PROBLEM DETAILS:
In the data below, find every line with the string "median" and pull it out.

MATERIAL PROVIDED:
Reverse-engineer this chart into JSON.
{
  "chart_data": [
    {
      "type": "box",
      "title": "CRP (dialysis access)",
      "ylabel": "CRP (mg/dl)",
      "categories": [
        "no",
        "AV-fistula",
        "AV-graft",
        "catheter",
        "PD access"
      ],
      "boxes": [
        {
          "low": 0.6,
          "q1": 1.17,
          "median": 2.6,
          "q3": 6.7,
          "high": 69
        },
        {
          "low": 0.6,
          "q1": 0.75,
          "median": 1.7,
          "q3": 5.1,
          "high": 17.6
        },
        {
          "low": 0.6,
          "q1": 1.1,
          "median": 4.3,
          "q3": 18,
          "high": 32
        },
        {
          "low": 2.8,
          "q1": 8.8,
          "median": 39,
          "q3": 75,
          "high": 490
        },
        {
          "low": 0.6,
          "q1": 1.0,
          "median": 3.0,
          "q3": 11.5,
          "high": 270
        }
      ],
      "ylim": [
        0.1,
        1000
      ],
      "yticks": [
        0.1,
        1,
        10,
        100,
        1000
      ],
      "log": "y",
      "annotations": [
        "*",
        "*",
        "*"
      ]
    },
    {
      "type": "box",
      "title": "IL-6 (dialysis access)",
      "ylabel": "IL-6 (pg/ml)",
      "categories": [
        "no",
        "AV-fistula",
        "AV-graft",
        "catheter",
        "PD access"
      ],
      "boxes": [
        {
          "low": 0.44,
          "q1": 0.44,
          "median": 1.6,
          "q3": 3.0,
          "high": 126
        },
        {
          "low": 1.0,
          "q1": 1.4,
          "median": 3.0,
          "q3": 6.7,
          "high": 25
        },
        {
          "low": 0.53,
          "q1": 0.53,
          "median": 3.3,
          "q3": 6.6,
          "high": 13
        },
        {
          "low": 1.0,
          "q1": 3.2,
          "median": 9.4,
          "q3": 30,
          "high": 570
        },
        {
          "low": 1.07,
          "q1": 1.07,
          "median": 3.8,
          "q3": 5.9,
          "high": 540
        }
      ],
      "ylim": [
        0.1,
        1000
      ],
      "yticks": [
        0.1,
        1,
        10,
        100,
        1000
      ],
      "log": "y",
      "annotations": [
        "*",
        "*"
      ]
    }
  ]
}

THE OUTPUT:
          "median": 2.6,
          "median": 1.7,
          "median": 4.3,
          "median": 39,
          "median": 3.0,
          "median": 1.6,
          "median": 3.0,
          "median": 3.3,
          "median": 9.4,
          "median": 3.8,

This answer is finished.